▶ **TASK GOAL**: Extract all lines containing "this".

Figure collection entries

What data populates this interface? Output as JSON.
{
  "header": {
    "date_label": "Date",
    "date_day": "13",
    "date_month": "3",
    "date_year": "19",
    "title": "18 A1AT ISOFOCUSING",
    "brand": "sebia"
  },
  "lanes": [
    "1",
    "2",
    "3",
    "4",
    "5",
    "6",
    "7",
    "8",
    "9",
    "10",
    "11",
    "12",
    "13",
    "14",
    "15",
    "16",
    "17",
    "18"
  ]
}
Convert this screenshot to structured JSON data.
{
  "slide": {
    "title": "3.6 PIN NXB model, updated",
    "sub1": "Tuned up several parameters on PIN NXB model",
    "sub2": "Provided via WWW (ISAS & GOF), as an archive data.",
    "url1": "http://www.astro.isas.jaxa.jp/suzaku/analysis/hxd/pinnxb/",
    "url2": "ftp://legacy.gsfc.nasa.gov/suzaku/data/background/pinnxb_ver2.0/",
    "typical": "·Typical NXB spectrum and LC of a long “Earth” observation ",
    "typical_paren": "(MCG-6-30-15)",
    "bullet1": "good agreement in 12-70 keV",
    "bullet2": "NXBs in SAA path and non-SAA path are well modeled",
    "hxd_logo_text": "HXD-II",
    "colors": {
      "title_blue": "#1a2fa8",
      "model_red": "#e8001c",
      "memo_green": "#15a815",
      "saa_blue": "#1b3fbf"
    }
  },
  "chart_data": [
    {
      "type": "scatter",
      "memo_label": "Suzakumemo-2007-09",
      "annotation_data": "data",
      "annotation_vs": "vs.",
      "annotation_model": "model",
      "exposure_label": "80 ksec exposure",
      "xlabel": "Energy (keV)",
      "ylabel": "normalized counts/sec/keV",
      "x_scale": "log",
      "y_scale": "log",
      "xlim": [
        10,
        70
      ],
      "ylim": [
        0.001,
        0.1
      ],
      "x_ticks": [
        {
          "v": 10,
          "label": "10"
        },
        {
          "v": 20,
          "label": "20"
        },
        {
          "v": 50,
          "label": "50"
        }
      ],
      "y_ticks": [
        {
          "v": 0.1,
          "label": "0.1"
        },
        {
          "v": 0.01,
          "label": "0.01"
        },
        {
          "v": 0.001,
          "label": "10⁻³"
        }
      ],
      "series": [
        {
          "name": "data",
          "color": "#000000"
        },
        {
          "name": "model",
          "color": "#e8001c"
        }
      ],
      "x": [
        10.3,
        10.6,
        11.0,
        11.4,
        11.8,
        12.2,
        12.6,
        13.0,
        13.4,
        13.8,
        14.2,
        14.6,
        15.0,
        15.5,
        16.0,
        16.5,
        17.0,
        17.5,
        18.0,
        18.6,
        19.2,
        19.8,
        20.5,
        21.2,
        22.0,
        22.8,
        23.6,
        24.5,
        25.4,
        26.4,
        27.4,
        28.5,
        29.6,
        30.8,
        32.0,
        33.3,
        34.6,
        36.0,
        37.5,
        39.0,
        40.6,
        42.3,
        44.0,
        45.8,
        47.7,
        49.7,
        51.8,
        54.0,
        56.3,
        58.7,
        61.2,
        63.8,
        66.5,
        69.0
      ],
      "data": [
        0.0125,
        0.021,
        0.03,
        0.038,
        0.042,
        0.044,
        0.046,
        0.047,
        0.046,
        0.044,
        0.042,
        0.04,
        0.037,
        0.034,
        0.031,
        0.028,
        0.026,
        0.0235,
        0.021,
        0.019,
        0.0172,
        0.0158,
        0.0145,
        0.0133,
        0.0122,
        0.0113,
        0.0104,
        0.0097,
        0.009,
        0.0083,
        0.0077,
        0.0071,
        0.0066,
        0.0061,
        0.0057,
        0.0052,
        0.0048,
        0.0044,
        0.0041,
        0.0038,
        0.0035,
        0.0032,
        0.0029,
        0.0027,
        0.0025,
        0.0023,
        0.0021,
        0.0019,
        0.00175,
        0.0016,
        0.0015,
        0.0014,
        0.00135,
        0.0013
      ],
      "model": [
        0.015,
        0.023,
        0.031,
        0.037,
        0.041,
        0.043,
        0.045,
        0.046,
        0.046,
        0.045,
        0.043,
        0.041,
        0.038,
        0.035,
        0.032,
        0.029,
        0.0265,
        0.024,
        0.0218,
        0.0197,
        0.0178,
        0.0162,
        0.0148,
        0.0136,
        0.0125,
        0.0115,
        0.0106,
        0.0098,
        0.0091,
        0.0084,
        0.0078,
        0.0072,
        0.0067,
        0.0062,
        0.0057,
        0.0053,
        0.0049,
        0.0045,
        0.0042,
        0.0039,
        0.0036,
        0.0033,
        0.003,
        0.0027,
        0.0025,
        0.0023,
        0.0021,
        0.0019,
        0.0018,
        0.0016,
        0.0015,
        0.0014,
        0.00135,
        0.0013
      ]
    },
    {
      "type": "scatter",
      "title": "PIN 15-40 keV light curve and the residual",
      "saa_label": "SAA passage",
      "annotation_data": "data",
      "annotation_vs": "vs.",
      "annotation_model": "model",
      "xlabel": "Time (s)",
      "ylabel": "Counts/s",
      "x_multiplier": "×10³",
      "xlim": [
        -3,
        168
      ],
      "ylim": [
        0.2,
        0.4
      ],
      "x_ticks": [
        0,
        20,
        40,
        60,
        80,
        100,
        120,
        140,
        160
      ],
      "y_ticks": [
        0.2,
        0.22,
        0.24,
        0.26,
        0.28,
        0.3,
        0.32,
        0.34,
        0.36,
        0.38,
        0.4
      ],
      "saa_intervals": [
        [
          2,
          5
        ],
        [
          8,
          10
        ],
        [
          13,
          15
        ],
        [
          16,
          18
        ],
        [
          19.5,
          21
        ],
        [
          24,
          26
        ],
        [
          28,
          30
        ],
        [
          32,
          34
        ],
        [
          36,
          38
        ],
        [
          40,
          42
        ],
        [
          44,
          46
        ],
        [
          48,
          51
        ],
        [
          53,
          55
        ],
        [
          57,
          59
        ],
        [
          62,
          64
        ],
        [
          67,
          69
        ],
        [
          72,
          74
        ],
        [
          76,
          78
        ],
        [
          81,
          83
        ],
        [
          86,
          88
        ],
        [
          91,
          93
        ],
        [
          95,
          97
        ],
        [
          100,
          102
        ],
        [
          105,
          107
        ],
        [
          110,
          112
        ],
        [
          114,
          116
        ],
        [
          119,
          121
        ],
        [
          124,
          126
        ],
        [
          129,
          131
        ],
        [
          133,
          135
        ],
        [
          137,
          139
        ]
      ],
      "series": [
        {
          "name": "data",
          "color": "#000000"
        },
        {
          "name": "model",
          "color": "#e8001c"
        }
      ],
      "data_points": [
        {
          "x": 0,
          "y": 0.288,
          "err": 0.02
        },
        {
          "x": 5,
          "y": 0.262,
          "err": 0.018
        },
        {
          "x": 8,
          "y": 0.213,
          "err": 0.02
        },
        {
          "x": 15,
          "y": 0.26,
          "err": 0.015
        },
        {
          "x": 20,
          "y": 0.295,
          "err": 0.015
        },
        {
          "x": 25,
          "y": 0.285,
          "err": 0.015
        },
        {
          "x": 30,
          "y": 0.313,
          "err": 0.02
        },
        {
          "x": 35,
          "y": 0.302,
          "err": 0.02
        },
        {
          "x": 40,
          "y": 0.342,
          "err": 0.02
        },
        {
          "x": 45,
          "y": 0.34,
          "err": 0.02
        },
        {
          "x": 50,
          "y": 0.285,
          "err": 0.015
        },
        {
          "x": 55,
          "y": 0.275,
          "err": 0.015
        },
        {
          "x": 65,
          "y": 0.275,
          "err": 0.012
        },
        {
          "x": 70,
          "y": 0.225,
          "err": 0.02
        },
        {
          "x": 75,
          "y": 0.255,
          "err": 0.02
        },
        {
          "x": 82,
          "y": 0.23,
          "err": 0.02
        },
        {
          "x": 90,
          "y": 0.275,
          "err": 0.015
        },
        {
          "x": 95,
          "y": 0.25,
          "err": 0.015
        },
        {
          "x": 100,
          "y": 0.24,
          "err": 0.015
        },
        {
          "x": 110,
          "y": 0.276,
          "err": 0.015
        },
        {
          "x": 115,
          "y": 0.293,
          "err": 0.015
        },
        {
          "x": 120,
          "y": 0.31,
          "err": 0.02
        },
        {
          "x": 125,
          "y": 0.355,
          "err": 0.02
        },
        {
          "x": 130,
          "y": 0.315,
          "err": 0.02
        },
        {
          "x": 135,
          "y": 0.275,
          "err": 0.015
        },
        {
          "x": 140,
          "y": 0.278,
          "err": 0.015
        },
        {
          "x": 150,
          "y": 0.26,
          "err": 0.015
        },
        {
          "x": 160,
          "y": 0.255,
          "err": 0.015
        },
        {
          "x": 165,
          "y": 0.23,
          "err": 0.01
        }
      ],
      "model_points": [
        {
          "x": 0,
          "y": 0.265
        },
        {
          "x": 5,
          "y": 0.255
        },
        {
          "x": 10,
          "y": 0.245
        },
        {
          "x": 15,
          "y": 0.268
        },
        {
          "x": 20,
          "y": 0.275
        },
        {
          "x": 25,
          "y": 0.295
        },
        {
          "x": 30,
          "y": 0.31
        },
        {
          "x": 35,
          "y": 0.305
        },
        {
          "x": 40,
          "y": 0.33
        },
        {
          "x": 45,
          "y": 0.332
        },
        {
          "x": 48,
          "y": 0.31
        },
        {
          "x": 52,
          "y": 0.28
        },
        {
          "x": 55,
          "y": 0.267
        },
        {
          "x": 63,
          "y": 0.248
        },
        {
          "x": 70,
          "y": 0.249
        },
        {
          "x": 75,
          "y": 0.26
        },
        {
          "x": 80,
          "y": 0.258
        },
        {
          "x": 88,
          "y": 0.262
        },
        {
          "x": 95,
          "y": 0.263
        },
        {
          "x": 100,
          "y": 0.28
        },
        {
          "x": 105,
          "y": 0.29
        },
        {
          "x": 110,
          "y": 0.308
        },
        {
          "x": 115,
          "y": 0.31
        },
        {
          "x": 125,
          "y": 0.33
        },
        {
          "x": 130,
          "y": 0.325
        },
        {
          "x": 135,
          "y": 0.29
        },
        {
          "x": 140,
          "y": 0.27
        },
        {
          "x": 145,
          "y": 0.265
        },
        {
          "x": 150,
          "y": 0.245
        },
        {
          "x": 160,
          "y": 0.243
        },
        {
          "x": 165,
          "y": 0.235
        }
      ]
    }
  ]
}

▶ **RESPONSE TO THE TASK**:
What data populates this interface? Output as JSON.
Convert this screenshot to structured JSON data.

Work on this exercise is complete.